— START OF TASK MATERIAL —

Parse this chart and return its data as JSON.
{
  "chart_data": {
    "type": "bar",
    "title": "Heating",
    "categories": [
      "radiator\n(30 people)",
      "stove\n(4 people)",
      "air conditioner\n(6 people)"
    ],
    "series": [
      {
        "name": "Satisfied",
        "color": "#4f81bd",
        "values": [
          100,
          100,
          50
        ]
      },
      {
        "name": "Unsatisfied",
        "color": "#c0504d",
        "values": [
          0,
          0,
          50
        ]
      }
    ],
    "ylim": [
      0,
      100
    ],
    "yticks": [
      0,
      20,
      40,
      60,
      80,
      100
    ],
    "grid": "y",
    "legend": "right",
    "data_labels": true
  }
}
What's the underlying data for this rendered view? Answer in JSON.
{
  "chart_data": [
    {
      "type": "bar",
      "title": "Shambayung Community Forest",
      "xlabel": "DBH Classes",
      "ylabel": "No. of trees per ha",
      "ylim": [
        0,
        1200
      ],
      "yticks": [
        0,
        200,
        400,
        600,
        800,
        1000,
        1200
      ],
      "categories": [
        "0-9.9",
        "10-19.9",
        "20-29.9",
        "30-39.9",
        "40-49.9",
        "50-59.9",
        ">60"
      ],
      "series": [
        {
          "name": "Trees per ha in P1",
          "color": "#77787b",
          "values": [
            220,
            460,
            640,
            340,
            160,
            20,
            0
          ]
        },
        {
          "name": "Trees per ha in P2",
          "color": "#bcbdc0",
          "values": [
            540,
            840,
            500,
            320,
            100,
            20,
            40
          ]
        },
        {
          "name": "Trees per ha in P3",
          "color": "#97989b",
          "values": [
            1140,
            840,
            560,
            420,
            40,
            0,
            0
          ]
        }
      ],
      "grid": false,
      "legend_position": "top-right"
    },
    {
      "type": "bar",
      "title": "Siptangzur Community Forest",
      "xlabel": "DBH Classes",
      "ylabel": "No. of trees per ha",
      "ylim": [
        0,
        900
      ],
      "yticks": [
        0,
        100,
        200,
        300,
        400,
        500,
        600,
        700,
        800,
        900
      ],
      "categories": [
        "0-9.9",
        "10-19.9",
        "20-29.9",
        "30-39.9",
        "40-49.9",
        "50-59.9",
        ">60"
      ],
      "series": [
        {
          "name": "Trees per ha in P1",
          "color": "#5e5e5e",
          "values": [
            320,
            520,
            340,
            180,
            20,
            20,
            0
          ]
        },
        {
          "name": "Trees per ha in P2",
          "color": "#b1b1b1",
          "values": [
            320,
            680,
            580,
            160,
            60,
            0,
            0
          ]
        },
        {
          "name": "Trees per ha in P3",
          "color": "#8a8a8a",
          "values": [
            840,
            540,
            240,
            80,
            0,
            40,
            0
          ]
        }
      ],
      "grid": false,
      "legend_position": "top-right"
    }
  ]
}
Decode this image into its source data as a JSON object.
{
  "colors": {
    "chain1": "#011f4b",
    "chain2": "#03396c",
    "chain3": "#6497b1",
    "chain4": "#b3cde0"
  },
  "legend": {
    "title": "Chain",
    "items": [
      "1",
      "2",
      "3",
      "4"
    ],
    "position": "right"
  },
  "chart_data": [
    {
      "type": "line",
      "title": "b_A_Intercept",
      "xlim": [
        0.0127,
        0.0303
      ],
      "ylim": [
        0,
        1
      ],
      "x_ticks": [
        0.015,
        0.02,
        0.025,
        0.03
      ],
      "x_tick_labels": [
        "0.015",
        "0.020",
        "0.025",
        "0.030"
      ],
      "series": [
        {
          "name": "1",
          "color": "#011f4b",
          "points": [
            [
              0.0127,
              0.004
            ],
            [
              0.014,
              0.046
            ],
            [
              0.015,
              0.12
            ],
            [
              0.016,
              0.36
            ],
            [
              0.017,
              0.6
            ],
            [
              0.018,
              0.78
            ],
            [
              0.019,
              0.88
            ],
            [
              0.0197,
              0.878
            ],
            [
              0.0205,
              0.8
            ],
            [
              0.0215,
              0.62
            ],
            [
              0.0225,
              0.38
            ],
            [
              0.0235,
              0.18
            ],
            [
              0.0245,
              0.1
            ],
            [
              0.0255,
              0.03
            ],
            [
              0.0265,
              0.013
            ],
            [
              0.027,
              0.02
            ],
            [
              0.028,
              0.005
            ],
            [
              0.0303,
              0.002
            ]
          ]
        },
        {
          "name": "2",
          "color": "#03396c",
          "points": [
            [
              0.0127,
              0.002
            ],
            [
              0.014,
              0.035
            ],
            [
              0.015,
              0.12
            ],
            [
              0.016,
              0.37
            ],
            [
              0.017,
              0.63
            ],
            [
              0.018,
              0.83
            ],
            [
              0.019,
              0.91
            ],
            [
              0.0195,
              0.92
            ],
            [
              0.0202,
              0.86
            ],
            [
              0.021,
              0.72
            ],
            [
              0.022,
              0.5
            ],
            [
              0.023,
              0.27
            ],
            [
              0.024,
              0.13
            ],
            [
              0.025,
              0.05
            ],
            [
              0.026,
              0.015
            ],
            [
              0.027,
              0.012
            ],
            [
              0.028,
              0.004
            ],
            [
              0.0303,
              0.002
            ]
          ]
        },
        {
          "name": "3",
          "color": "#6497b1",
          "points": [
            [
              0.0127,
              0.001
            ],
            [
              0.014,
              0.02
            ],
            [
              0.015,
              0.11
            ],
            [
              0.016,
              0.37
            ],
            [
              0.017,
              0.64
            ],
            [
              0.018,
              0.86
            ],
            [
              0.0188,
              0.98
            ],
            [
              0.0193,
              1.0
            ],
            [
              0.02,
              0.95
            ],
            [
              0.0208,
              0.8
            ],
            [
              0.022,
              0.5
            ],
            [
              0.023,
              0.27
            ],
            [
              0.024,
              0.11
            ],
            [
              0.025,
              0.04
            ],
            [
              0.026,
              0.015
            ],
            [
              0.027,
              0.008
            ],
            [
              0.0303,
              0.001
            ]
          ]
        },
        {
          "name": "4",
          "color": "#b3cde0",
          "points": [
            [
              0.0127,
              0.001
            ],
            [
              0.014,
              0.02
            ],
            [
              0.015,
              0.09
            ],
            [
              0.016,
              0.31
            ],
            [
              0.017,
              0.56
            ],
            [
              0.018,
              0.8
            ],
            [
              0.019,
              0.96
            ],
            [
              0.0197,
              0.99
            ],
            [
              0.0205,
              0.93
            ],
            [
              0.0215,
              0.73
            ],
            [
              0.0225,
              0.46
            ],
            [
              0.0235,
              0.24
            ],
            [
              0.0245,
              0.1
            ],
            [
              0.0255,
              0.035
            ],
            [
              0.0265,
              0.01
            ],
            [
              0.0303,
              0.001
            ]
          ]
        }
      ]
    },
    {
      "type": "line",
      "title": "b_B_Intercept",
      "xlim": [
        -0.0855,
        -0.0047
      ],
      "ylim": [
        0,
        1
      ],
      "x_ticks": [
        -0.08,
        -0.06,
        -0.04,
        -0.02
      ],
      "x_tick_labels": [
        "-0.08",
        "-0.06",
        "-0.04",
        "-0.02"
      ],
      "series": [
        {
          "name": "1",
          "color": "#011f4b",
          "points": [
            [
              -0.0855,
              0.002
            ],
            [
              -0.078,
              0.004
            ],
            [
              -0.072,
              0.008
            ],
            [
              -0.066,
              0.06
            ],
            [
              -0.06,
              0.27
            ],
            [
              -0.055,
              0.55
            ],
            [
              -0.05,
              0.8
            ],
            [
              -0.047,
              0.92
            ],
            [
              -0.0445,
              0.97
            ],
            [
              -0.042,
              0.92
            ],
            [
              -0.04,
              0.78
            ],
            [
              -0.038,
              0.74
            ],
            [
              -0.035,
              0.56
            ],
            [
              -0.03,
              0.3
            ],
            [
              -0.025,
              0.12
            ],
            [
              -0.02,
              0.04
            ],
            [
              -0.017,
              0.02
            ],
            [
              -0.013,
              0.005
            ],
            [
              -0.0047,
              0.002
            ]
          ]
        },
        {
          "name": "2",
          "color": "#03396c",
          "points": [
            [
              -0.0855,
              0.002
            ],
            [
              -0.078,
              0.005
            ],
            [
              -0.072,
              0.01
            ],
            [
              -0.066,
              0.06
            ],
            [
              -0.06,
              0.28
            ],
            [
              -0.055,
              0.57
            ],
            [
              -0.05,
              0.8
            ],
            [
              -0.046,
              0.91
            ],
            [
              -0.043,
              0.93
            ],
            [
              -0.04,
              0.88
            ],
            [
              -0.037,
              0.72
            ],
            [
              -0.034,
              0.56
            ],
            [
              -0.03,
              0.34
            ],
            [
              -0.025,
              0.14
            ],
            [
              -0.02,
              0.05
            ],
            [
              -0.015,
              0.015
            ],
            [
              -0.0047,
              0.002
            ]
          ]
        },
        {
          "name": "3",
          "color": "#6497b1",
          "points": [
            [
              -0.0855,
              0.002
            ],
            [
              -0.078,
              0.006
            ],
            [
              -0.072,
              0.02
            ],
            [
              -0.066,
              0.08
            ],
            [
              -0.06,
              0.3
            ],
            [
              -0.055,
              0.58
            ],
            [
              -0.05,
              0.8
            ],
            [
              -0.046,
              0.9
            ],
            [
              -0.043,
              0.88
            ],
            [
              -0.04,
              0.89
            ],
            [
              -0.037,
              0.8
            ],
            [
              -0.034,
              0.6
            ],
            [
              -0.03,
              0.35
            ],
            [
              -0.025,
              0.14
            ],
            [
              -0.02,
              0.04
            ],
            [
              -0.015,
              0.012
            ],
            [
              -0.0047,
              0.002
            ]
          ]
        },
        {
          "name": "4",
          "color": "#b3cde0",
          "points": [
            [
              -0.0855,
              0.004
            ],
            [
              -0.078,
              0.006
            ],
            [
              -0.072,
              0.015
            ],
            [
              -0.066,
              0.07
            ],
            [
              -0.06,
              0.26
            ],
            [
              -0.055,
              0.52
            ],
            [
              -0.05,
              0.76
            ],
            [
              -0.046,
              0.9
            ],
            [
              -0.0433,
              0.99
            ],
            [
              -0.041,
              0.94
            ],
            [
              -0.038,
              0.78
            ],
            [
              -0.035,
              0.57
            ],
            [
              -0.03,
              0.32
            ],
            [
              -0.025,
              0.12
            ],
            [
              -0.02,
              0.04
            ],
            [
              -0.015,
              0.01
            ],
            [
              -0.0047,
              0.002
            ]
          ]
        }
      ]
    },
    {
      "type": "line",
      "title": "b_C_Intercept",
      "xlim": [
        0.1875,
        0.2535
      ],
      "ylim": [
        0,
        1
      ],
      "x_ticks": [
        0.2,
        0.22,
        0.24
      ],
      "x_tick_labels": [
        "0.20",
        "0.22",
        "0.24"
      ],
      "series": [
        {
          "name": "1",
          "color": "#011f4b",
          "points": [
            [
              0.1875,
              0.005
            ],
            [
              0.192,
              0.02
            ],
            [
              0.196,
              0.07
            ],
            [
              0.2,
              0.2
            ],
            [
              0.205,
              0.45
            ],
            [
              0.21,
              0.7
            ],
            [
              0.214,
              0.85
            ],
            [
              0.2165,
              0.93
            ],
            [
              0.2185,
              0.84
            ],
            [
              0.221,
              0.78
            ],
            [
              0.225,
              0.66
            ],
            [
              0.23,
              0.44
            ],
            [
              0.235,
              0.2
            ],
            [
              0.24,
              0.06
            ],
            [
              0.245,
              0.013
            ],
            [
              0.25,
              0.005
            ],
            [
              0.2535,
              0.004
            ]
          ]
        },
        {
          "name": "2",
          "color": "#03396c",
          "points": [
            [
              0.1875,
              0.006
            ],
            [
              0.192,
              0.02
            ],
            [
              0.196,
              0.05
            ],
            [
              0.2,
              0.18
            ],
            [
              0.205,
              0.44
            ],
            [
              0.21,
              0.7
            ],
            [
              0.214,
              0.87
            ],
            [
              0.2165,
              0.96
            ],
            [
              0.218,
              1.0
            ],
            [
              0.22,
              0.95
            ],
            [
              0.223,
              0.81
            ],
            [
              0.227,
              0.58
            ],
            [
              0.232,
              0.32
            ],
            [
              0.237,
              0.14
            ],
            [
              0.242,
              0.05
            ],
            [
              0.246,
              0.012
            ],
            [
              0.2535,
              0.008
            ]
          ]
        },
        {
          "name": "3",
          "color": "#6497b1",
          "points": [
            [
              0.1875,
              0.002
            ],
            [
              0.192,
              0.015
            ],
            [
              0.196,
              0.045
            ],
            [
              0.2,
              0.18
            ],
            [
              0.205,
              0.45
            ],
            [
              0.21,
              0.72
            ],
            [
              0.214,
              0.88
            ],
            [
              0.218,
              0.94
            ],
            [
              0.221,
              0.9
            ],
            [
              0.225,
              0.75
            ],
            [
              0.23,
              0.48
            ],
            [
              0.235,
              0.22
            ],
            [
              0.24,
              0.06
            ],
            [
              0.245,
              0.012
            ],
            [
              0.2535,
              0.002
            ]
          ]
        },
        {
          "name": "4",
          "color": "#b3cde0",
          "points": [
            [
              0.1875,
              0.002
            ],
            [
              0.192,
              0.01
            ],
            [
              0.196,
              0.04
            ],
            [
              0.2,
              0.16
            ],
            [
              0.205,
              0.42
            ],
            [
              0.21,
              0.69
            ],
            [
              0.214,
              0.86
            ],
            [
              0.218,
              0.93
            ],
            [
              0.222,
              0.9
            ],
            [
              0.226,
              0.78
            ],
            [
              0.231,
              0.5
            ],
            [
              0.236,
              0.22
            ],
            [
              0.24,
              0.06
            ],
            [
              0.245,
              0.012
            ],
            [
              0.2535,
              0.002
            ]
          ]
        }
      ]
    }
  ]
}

— END OF TASK MATERIAL —

§ STATED GOAL
Copy every line of the listing where the word "JSON" appears.

§ THE OUTPUT
Parse this chart and return its data as JSON.
What's the underlying data for this rendered view? Answer in JSON.
Decode this image into its source data as a JSON object.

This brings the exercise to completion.